# Written exercise:
Skip all pictures, then print the remaining material exactly.

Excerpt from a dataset

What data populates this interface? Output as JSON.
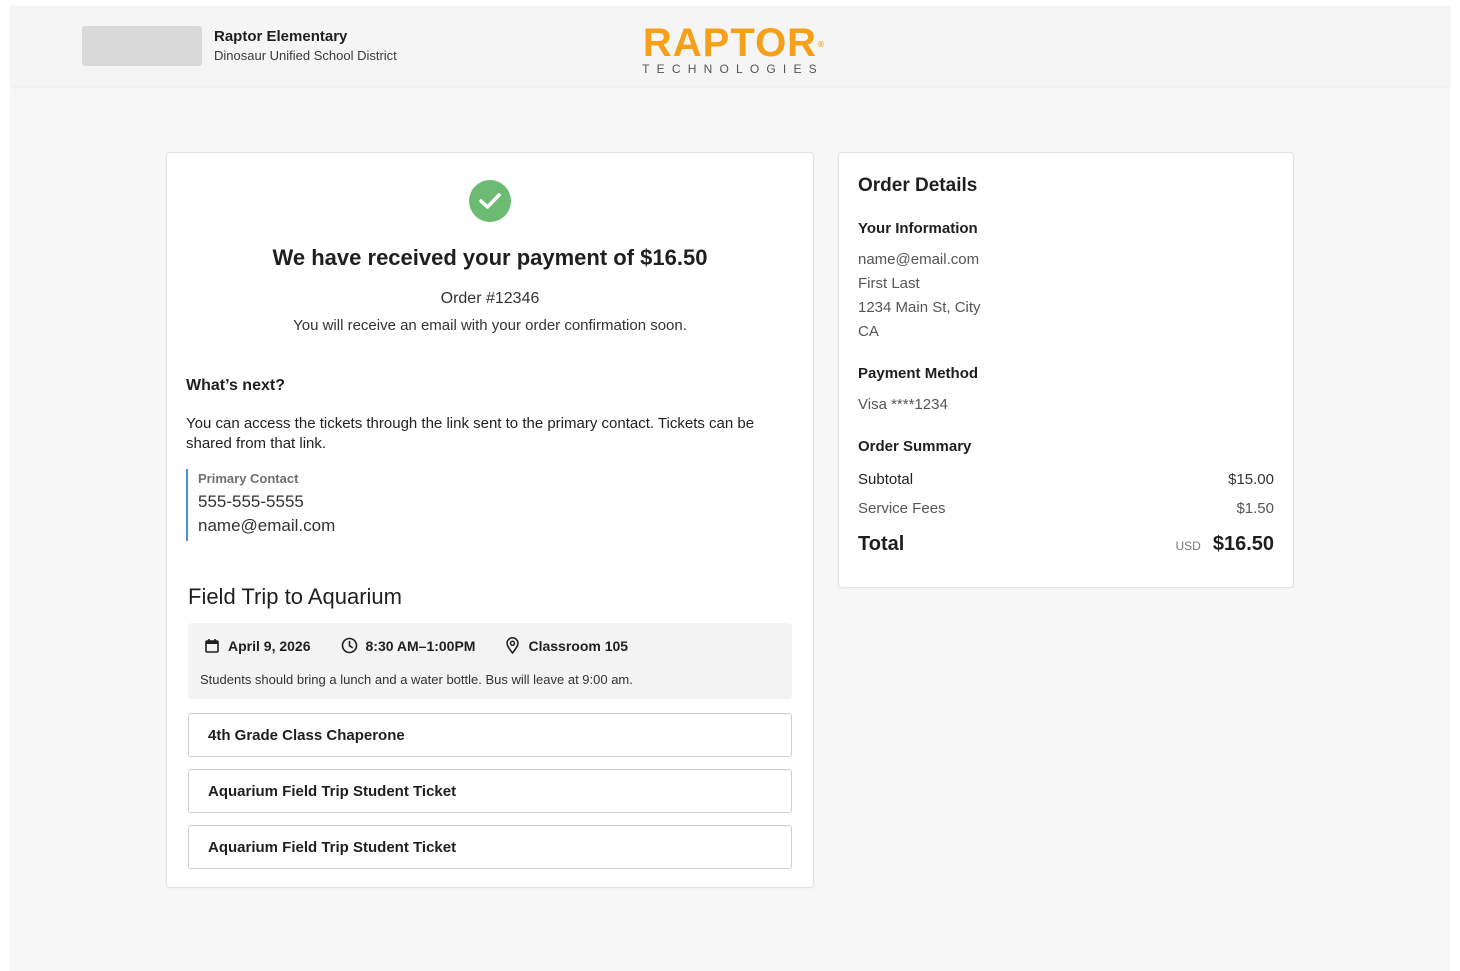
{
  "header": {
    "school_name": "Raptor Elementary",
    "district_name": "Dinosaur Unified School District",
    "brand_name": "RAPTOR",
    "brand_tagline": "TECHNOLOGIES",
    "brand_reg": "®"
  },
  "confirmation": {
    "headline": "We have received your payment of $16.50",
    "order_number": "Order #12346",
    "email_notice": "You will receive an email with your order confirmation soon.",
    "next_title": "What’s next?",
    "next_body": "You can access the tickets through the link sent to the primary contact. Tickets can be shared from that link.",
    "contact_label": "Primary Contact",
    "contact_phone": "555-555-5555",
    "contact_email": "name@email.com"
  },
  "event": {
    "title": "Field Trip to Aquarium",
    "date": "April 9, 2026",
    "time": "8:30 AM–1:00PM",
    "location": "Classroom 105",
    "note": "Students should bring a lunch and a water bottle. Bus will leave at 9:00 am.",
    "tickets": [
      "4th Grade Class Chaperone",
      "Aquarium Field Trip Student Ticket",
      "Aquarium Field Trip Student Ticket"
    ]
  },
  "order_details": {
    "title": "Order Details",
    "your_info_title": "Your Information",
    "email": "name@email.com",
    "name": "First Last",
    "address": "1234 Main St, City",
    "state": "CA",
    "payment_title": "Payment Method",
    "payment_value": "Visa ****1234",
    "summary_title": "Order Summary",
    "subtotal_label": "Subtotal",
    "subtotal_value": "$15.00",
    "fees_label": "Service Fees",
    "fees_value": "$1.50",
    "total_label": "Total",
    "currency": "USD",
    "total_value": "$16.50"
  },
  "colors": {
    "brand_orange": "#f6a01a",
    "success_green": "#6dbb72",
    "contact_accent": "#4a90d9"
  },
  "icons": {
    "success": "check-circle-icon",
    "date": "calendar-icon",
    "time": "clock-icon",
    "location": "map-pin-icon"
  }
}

# Exercise result:
What data populates this interface? Output as JSON.
{
  "header": {
    "school_name": "Raptor Elementary",
    "district_name": "Dinosaur Unified School District",
    "brand_name": "RAPTOR",
    "brand_tagline": "TECHNOLOGIES",
    "brand_reg": "®"
  },
  "confirmation": {
    "headline": "We have received your payment of $16.50",
    "order_number": "Order #12346",
    "email_notice": "You will receive an email with your order confirmation soon.",
    "next_title": "What’s next?",
    "next_body": "You can access the tickets through the link sent to the primary contact. Tickets can be shared from that link.",
    "contact_label": "Primary Contact",
    "contact_phone": "555-555-5555",
    "contact_email": "name@email.com"
  },
  "event": {
    "title": "Field Trip to Aquarium",
    "date": "April 9, 2026",
    "time": "8:30 AM–1:00PM",
    "location": "Classroom 105",
    "note": "Students should bring a lunch and a water bottle. Bus will leave at 9:00 am.",
    "tickets": [
      "4th Grade Class Chaperone",
      "Aquarium Field Trip Student Ticket",
      "Aquarium Field Trip Student Ticket"
    ]
  },
  "order_details": {
    "title": "Order Details",
    "your_info_title": "Your Information",
    "email": "name@email.com",
    "name": "First Last",
    "address": "1234 Main St, City",
    "state": "CA",
    "payment_title": "Payment Method",
    "payment_value": "Visa ****1234",
    "summary_title": "Order Summary",
    "subtotal_label": "Subtotal",
    "subtotal_value": "$15.00",
    "fees_label": "Service Fees",
    "fees_value": "$1.50",
    "total_label": "Total",
    "currency": "USD",
    "total_value": "$16.50"
  },
  "colors": {
    "brand_orange": "#f6a01a",
    "success_green": "#6dbb72",
    "contact_accent": "#4a90d9"
  },
  "icons": {
    "success": "check-circle-icon",
    "date": "calendar-icon",
    "time": "clock-icon",
    "location": "map-pin-icon"
  }
}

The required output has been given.